— TEXT PASSAGE —
────────────────────

While the falling price of gasoline is welcome news for many drivers, it undercuts the financial argument for driving a plug-in electric vehicle (PEV). On a per-mile basis, electricity in the United States is between 20% to 35% of the cost of driving a gasoline-powered car, depending on the utility rates and gas taxes. Avoiding paying $50 or more for a weekly fill-up on gas compared to around $40 per month for charging an EV gives EV drivers financial satisfaction.
Gas has dipped below $2 in some states, and U.S. sales of plug-in hybrids have simultaneously slumped, falling 26% in November 2014 versus a year ago, according to HybridCars.com. However, EV economics can be further improved by charging off-peak, and recent studies show that not only are significant savings possible, but also that consumers will adjust their charging to take advantage of the lower rates.

────────────────────

(Dataset items)
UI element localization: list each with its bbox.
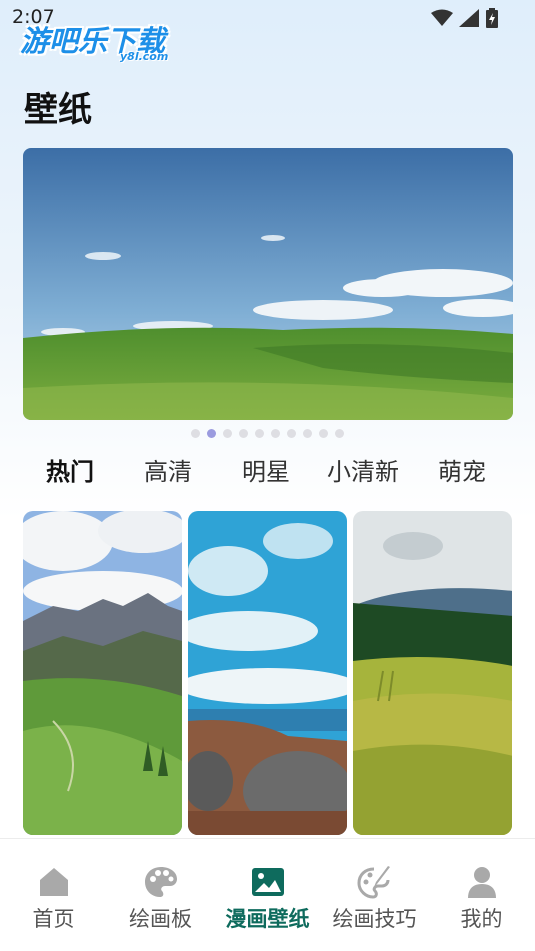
home-icon [39,868,68,896]
nav-item-home[interactable]: 首页 [0,839,107,951]
palette-icon [144,867,177,897]
battery-icon [486,8,498,28]
nav-label-profile: 我的 [460,907,503,931]
mountain-wallpaper-image [23,511,182,835]
watermark-url: y8l.com [120,50,169,63]
category-tabs: 热门 高清 明星 小清新 萌宠 [0,452,535,492]
brush-palette-icon [356,866,390,899]
wallpaper-card-field[interactable] [353,511,512,835]
carousel-dot[interactable] [303,429,312,438]
nav-label-drawing-tips: 绘画技巧 [332,907,417,931]
bottom-nav: 首页 绘画板 漫画壁纸 绘画技巧 我的 [0,838,535,951]
wallpaper-card-mountain[interactable] [23,511,182,835]
wallpaper-grid [23,511,513,835]
nav-label-home: 首页 [32,907,75,931]
watermark-logo: 游吧乐下载 y8l.com [20,18,190,66]
carousel-dot[interactable] [255,429,264,438]
carousel-dot[interactable] [271,429,280,438]
nav-item-drawing-board[interactable]: 绘画板 [107,839,214,951]
nav-label-comic-wallpaper: 漫画壁纸 [225,907,310,931]
image-icon [251,868,284,896]
carousel-dot[interactable] [191,429,200,438]
page-title: 壁纸 [24,90,92,130]
nav-item-comic-wallpaper[interactable]: 漫画壁纸 [214,839,321,951]
carousel-dot[interactable] [223,429,232,438]
carousel-dot[interactable] [207,429,216,438]
carousel-dot[interactable] [239,429,248,438]
category-tab[interactable]: 高清 [144,452,192,487]
field-wallpaper-image [353,511,512,835]
carousel-dot[interactable] [287,429,296,438]
status-icons [431,8,499,28]
nav-item-drawing-tips[interactable]: 绘画技巧 [321,839,428,951]
category-tab[interactable]: 明星 [242,452,290,487]
person-icon [467,867,496,898]
coast-wallpaper-image [188,511,347,835]
banner-carousel[interactable] [23,148,513,420]
banner-image [23,148,513,420]
nav-label-drawing-board: 绘画板 [129,907,192,931]
category-tab[interactable]: 热门 [46,452,94,487]
nav-item-profile[interactable]: 我的 [428,839,535,951]
wifi-icon [431,9,453,26]
category-tab[interactable]: 小清新 [327,452,399,487]
category-tab[interactable]: 萌宠 [438,452,486,487]
carousel-dot[interactable] [319,429,328,438]
carousel-dot[interactable] [335,429,344,438]
signal-icon [459,9,479,27]
wallpaper-card-coast[interactable] [188,511,347,835]
carousel-dots [0,429,535,438]
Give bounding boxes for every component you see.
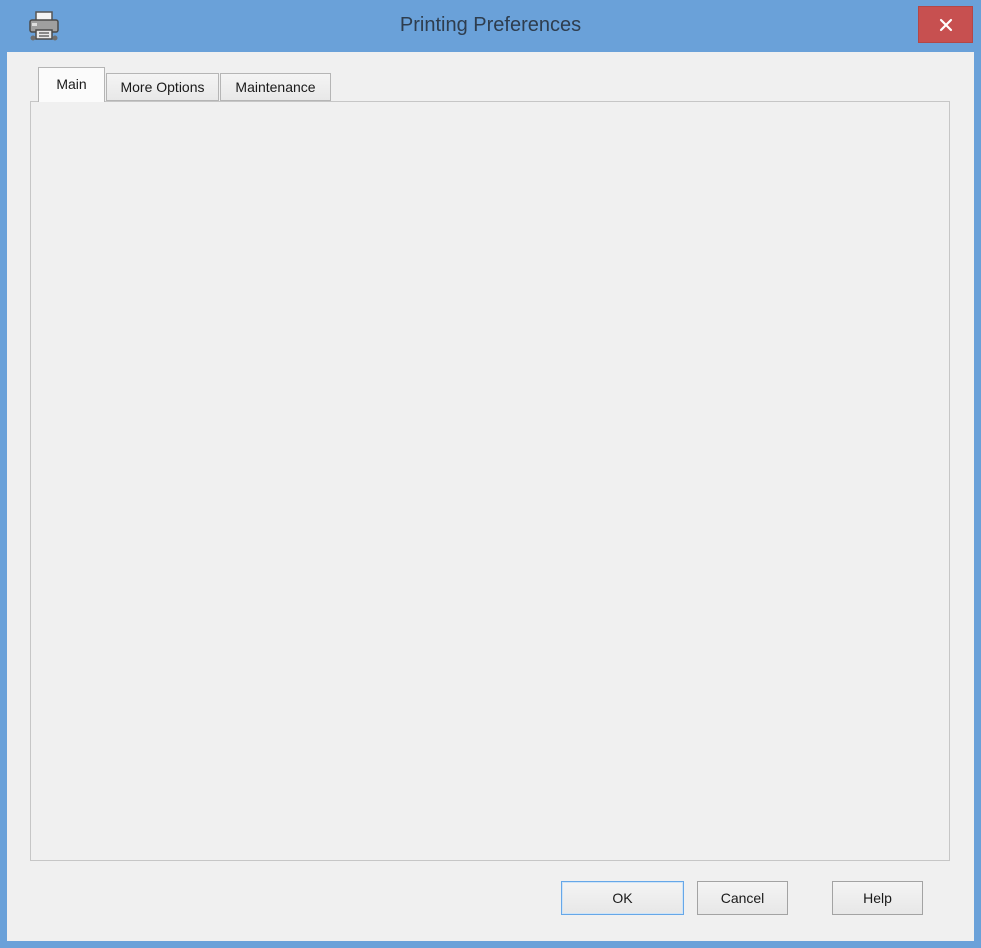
help-button[interactable]: Help bbox=[832, 881, 923, 915]
ok-button[interactable]: OK bbox=[561, 881, 684, 915]
printer-icon bbox=[26, 11, 62, 43]
tab-maintenance[interactable]: Maintenance bbox=[220, 73, 331, 101]
close-button[interactable] bbox=[918, 6, 973, 43]
window-title: Printing Preferences bbox=[0, 0, 981, 50]
close-icon bbox=[938, 17, 954, 33]
printing-preferences-window: Printing Preferences Main More Options M… bbox=[0, 0, 981, 948]
tab-more-options[interactable]: More Options bbox=[106, 73, 219, 101]
titlebar: Printing Preferences bbox=[0, 0, 981, 52]
main-tab-page bbox=[30, 101, 950, 861]
cancel-button[interactable]: Cancel bbox=[697, 881, 788, 915]
tab-main[interactable]: Main bbox=[38, 67, 105, 102]
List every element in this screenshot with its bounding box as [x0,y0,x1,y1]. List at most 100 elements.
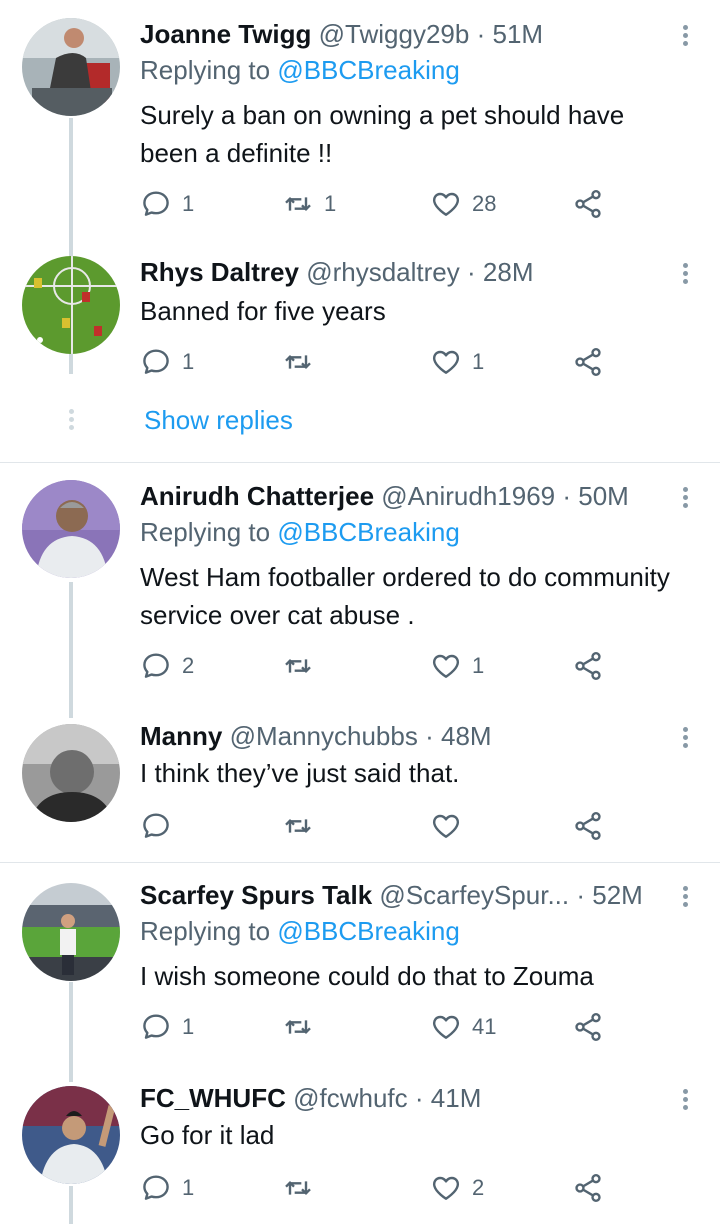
like-button[interactable] [430,806,472,846]
avatar[interactable] [22,480,120,578]
like-button[interactable]: 28 [430,184,496,224]
heart-icon [430,1172,462,1204]
user-handle[interactable]: @Anirudh1969 [381,481,555,511]
share-button[interactable] [572,342,604,382]
retweet-button[interactable] [282,1168,324,1208]
timestamp[interactable]: 41M [431,1083,482,1113]
tweet-actions: 2 1 [140,646,620,686]
more-options-icon[interactable] [680,22,690,50]
replying-mention[interactable]: @BBCBreaking [277,517,459,547]
tweet-header: Rhys Daltrey @rhysdaltrey · 28M [140,256,660,288]
reply-icon [140,650,172,682]
avatar[interactable] [22,724,120,822]
avatar[interactable] [22,883,120,981]
tweet-actions: 1 1 [140,342,620,382]
separator-dot: · [562,481,572,511]
more-options-icon[interactable] [680,260,690,288]
retweet-button[interactable] [282,646,324,686]
retweet-icon [282,1172,314,1204]
user-handle[interactable]: @ScarfeySpur... [379,880,569,910]
timestamp[interactable]: 48M [441,721,492,751]
share-icon [572,1011,604,1043]
reply-button[interactable]: 2 [140,646,194,686]
tweet-actions: 1 1 28 [140,184,620,224]
retweet-icon [282,346,314,378]
display-name[interactable]: Joanne Twigg [140,19,311,49]
timestamp[interactable]: 50M [578,481,629,511]
display-name[interactable]: Rhys Daltrey [140,257,299,287]
like-button[interactable]: 41 [430,1007,496,1047]
reply-button[interactable]: 1 [140,342,194,382]
retweet-icon [282,810,314,842]
more-options-icon[interactable] [680,883,690,911]
share-button[interactable] [572,646,604,686]
heart-icon [430,1011,462,1043]
retweet-button[interactable] [282,342,324,382]
user-handle[interactable]: @Twiggy29b [319,19,470,49]
replying-mention[interactable]: @BBCBreaking [277,916,459,946]
thread-more-dots [67,406,75,433]
reply-button[interactable]: 1 [140,184,194,224]
reply-icon [140,188,172,220]
avatar[interactable] [22,1086,120,1184]
avatar[interactable] [22,256,120,354]
show-replies-link[interactable]: Show replies [144,405,293,436]
like-button[interactable]: 1 [430,342,484,382]
tweet-text: Banned for five years [140,296,386,326]
reply-icon [140,1011,172,1043]
heart-icon [430,650,462,682]
retweet-button[interactable] [282,806,324,846]
divider [0,862,720,863]
thread-line [69,582,73,718]
reply-button[interactable]: 1 [140,1007,194,1047]
tweet-actions [140,806,620,846]
timestamp[interactable]: 51M [493,19,544,49]
display-name[interactable]: FC_WHUFC [140,1083,286,1113]
display-name[interactable]: Anirudh Chatterjee [140,481,374,511]
reply-count: 1 [182,1175,195,1200]
tweet-text: West Ham footballer ordered to do commun… [140,562,670,630]
share-icon [572,346,604,378]
share-button[interactable] [572,1168,604,1208]
retweet-button[interactable] [282,1007,324,1047]
like-count: 2 [472,1175,485,1200]
thread-line [69,1186,73,1224]
separator-dot: · [425,721,434,751]
like-count: 41 [472,1014,497,1039]
replying-mention[interactable]: @BBCBreaking [277,55,459,85]
share-button[interactable] [572,806,604,846]
replying-to: Replying to @BBCBreaking [140,516,460,548]
reply-count: 1 [182,1014,195,1039]
user-handle[interactable]: @fcwhufc [293,1083,408,1113]
tweet-actions: 1 2 [140,1168,620,1208]
avatar[interactable] [22,18,120,116]
share-button[interactable] [572,184,604,224]
reply-count: 1 [182,349,195,374]
more-options-icon[interactable] [680,724,690,752]
share-button[interactable] [572,1007,604,1047]
retweet-icon [282,650,314,682]
more-options-icon[interactable] [680,1086,690,1114]
reply-count: 1 [182,191,195,216]
heart-icon [430,810,462,842]
replying-prefix: Replying to [140,517,271,547]
reply-button[interactable] [140,806,182,846]
display-name[interactable]: Manny [140,721,222,751]
user-handle[interactable]: @rhysdaltrey [306,257,460,287]
thread-line [69,982,73,1082]
timestamp[interactable]: 52M [592,880,643,910]
like-button[interactable]: 2 [430,1168,484,1208]
timestamp[interactable]: 28M [483,257,534,287]
like-button[interactable]: 1 [430,646,484,686]
tweet-actions: 1 41 [140,1007,620,1047]
user-handle[interactable]: @Mannychubbs [230,721,418,751]
retweet-button[interactable]: 1 [282,184,336,224]
reply-button[interactable]: 1 [140,1168,194,1208]
reply-icon [140,810,172,842]
retweet-count: 1 [324,191,337,216]
like-count: 1 [472,349,485,374]
more-options-icon[interactable] [680,484,690,512]
tweet-header: Scarfey Spurs Talk @ScarfeySpur... · 52M [140,879,660,911]
replying-prefix: Replying to [140,916,271,946]
display-name[interactable]: Scarfey Spurs Talk [140,880,372,910]
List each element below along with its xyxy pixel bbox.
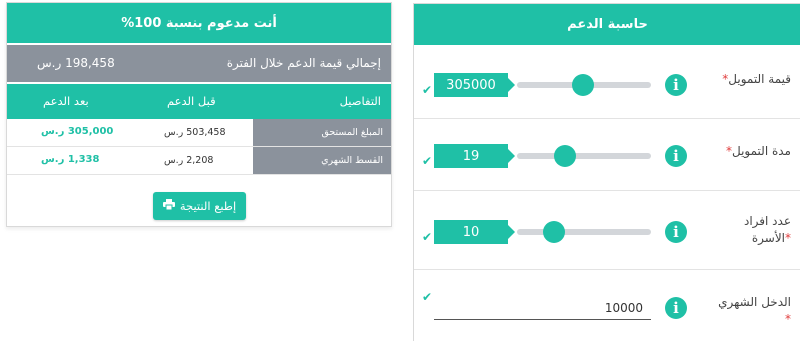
table-row: المبلغ المستحق 503,458 ر.س 305,000 ر.س [7,119,391,147]
family-members-slider-handle[interactable] [542,221,565,243]
family-members-row: عدد افراد *الأسرة i 10 ✔ [414,191,800,270]
info-icon[interactable]: i [665,74,687,96]
check-icon: ✔ [422,154,433,168]
calculator-title: حاسبة الدعم [414,4,800,45]
print-result-button[interactable]: إطبع النتيجة [153,192,246,220]
financing-amount-row: قيمة التمويل* i 305000 ✔ [414,45,800,119]
result-title: أنت مدعوم بنسبة 100% [7,3,391,43]
check-icon: ✔ [422,290,433,304]
check-icon: ✔ [422,230,433,244]
info-icon[interactable]: i [665,221,687,243]
financing-duration-slider[interactable] [517,153,651,159]
row-label-amount-due: المبلغ المستحق [253,119,391,146]
result-card: أنت مدعوم بنسبة 100% إجمالي قيمة الدعم خ… [6,2,392,227]
installment-before-support: 2,208 ر.س [164,155,214,166]
financing-duration-row: مدة التمويل* i 19 ✔ [414,119,800,191]
total-support-row: إجمالي قيمة الدعم خلال الفترة 198,458 ر.… [7,45,391,82]
financing-duration-slider-handle[interactable] [553,145,576,167]
monthly-income-row: الدخل الشهري * i ✔ [414,270,800,342]
column-details: التفاصيل [339,94,381,108]
family-members-label: عدد افراد *الأسرة [744,214,791,245]
column-before: قبل الدعم [167,94,216,108]
installment-after-support: 1,338 ر.س [41,154,100,165]
financing-duration-label: مدة التمويل* [725,144,791,158]
financing-amount-slider-handle[interactable] [571,74,594,96]
amount-before-support: 503,458 ر.س [164,127,226,138]
monthly-income-label: الدخل الشهري * [718,295,791,326]
required-marker: * [785,312,791,326]
row-label-monthly-installment: القسط الشهري [253,147,391,174]
family-members-value[interactable]: 10 [434,220,515,244]
total-support-value: 198,458 ر.س [37,56,115,70]
print-button-label: إطبع النتيجة [179,199,237,213]
total-support-label: إجمالي قيمة الدعم خلال الفترة [226,56,381,70]
info-icon[interactable]: i [665,297,687,319]
info-icon[interactable]: i [665,145,687,167]
required-marker: * [785,231,791,245]
financing-duration-value[interactable]: 19 [434,144,515,168]
check-icon: ✔ [422,83,433,97]
column-after: بعد الدعم [43,94,89,108]
printer-icon [162,199,175,213]
table-header: التفاصيل قبل الدعم بعد الدعم [7,84,391,119]
financing-amount-label: قيمة التمويل* [722,72,791,86]
financing-amount-value[interactable]: 305000 [434,73,515,97]
monthly-income-input[interactable] [434,296,651,320]
amount-after-support: 305,000 ر.س [41,126,114,137]
table-row: القسط الشهري 2,208 ر.س 1,338 ر.س [7,147,391,175]
support-calculator-card: حاسبة الدعم قيمة التمويل* i 305000 ✔ مدة… [413,3,800,341]
family-members-slider[interactable] [517,229,651,235]
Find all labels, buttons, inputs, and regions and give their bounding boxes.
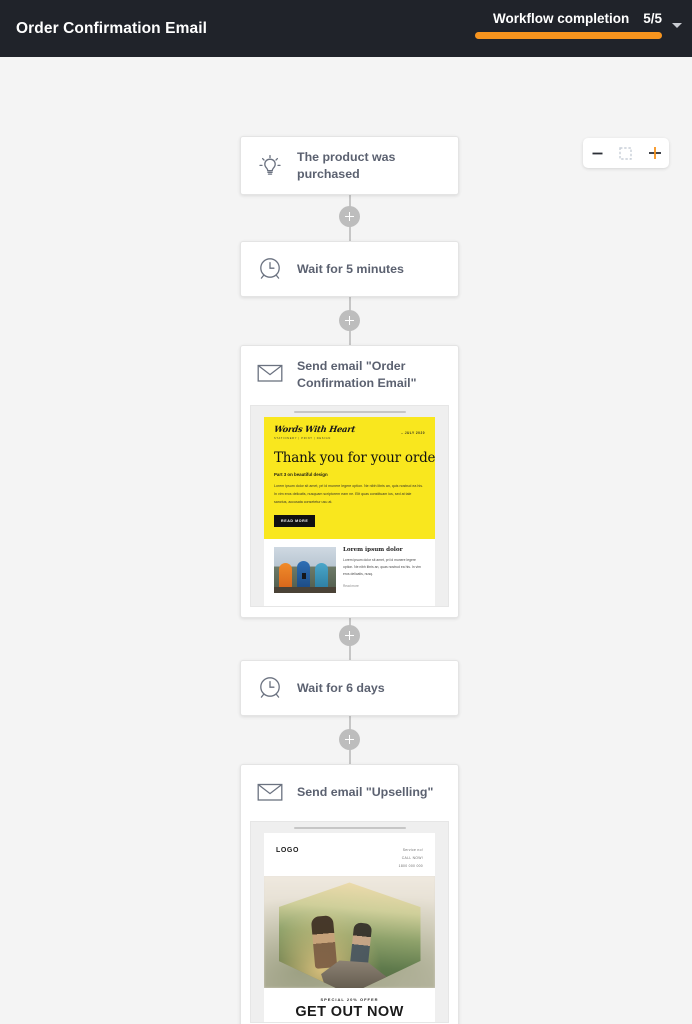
clock-icon <box>255 254 285 284</box>
email-contact-block: Service no! CALL NOW! 1800 000 000 <box>399 847 423 870</box>
email-product-block: Lorem ipsum dolor Lorem ipsum dolor sit … <box>264 539 435 604</box>
email-body: Words With Heart STATIONERY | PRINT | DE… <box>264 417 435 607</box>
node-header: Send email "Upselling" <box>241 765 458 819</box>
cta-text: GET OUT NOW <box>295 1004 404 1021</box>
workflow-node-email-order-confirmation[interactable]: Send email "Order Confirmation Email" Wo… <box>240 345 459 619</box>
add-step-button[interactable] <box>339 625 360 646</box>
product-image <box>274 547 336 594</box>
completion-progress-bar <box>475 32 662 39</box>
lightbulb-icon <box>255 151 285 181</box>
workflow-node-wait-days[interactable]: Wait for 6 days <box>240 660 459 716</box>
top-bar: Order Confirmation Email Workflow comple… <box>0 0 692 57</box>
offer-text: SPECIAL 20% OFFER <box>320 997 379 1003</box>
product-read-more-link[interactable]: Read more <box>343 584 425 588</box>
workflow-node-wait-minutes[interactable]: Wait for 5 minutes <box>240 241 459 297</box>
node-header: Send email "Order Confirmation Email" <box>241 346 458 403</box>
contact-line-3: 1800 000 000 <box>398 863 423 868</box>
envelope-icon <box>255 777 285 807</box>
contact-line-1: Service no! <box>402 848 423 852</box>
chevron-down-icon[interactable] <box>672 23 682 28</box>
fit-to-screen-button[interactable] <box>615 142 637 164</box>
email-body-text: Lorem ipsum dolor sit amet, pri id muner… <box>274 484 424 505</box>
email-cta-button[interactable]: READ MORE <box>274 515 316 528</box>
envelope-icon <box>255 358 285 388</box>
page-title: Order Confirmation Email <box>16 19 208 37</box>
node-label: Wait for 6 days <box>297 680 385 695</box>
workflow-node-trigger[interactable]: The product was purchased <box>240 136 459 196</box>
email-hero-image: DISCOVER <box>264 876 435 989</box>
node-label: Wait for 5 minutes <box>297 261 404 276</box>
email-headline: Thank you for your order! <box>274 450 435 467</box>
email-preview-upselling[interactable]: LOGO Service no! CALL NOW! 1800 000 000 … <box>250 821 449 1023</box>
node-label: Send email "Upselling" <box>297 784 434 799</box>
email-subheadline: Part 3 on beautiful design <box>274 472 328 478</box>
email-preview-order-confirmation[interactable]: Words With Heart STATIONERY | PRINT | DE… <box>250 405 449 608</box>
product-body-text: Lorem ipsum dolor sit amet, pri id muner… <box>343 558 421 577</box>
email-brand-subtitle: STATIONERY | PRINT | DESIGN <box>274 437 331 441</box>
workflow-node-email-upselling[interactable]: Send email "Upselling" LOGO Service no! … <box>240 764 459 1024</box>
completion-count: 5/5 <box>643 11 662 26</box>
node-header: Wait for 6 days <box>241 661 458 715</box>
add-step-button[interactable] <box>339 729 360 750</box>
node-header: The product was purchased <box>241 137 458 194</box>
email-logo: LOGO <box>276 847 300 854</box>
workflow-completion: Workflow completion 5/5 <box>475 11 662 39</box>
clock-icon <box>255 673 285 703</box>
node-label: Send email "Order Confirmation Email" <box>297 359 417 390</box>
email-hero-yellow: Words With Heart STATIONERY | PRINT | DE… <box>264 417 435 540</box>
email-date: – JULY 2020 <box>401 431 425 436</box>
completion-label: Workflow completion <box>492 11 630 26</box>
node-label: The product was purchased <box>297 150 396 181</box>
node-header: Wait for 5 minutes <box>241 242 458 296</box>
email-header-row: LOGO Service no! CALL NOW! 1800 000 000 <box>264 833 435 877</box>
add-step-button[interactable] <box>339 206 360 227</box>
zoom-in-button[interactable] <box>644 142 666 164</box>
email-browser-note <box>251 406 448 417</box>
email-body: LOGO Service no! CALL NOW! 1800 000 000 … <box>264 833 435 1022</box>
zoom-out-button[interactable] <box>586 142 608 164</box>
email-footer: SPECIAL 20% OFFER GET OUT NOW <box>264 988 435 1021</box>
add-step-button[interactable] <box>339 310 360 331</box>
email-browser-note <box>251 822 448 833</box>
workflow-canvas: The product was purchased Wait for 5 min… <box>0 57 692 1024</box>
contact-line-2: CALL NOW! <box>401 855 423 860</box>
email-brand-name: Words With Heart <box>273 425 356 436</box>
product-title: Lorem ipsum dolor <box>343 547 403 554</box>
completion-progress-fill <box>475 32 662 39</box>
zoom-controls <box>583 138 669 168</box>
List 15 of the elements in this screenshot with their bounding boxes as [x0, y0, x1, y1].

────────────────────

— WHAT TO DO —
1 > In the passage on gas prices and electric vehicle charging, output the exact wording that begins with the words "While the falling" and ends after the words "drivers financial satisfaction.".
2 > Return the lines of the dataset items word for word, beginning with the line containing "clock-icon <box>255 254 285 284</box>" and ending after the line containing "product-read-more-link[interactable]: Read more".

— ANSWERS TO THE EXERCISE —
1 >
While the falling price of gasoline is welcome news for many drivers, it undercuts the financial argument for driving a plug-in electric vehicle (PEV). On a per-mile basis, electricity in the United States is between 20% to 35% of the cost of driving a gasoline-powered car, depending on the utility rates and gas taxes. Avoiding paying $50 or more for a weekly fill-up on gas compared to around $40 per month for charging an EV gives EV drivers financial satisfaction.

2 >
clock-icon <box>255 254 285 284</box>
email-contact-block: Service no! CALL NOW! 1800 000 000 <box>399 847 423 870</box>
email-product-block: Lorem ipsum dolor Lorem ipsum dolor sit … <box>264 539 435 604</box>
email-body: Words With Heart STATIONERY | PRINT | DE… <box>264 417 435 607</box>
node-header: Send email "Upselling" <box>241 765 458 819</box>
cta-text: GET OUT NOW <box>295 1004 404 1021</box>
workflow-node-email-order-confirmation[interactable]: Send email "Order Confirmation Email" Wo… <box>240 345 459 619</box>
add-step-button[interactable] <box>339 625 360 646</box>
product-image <box>274 547 336 594</box>
completion-progress-bar <box>475 32 662 39</box>
lightbulb-icon <box>255 151 285 181</box>
workflow-node-wait-days[interactable]: Wait for 6 days <box>240 660 459 716</box>
top-bar: Order Confirmation Email Workflow comple… <box>0 0 692 57</box>
offer-text: SPECIAL 20% OFFER <box>320 997 379 1003</box>
product-read-more-link[interactable]: Read more <box>343 584 425 588</box>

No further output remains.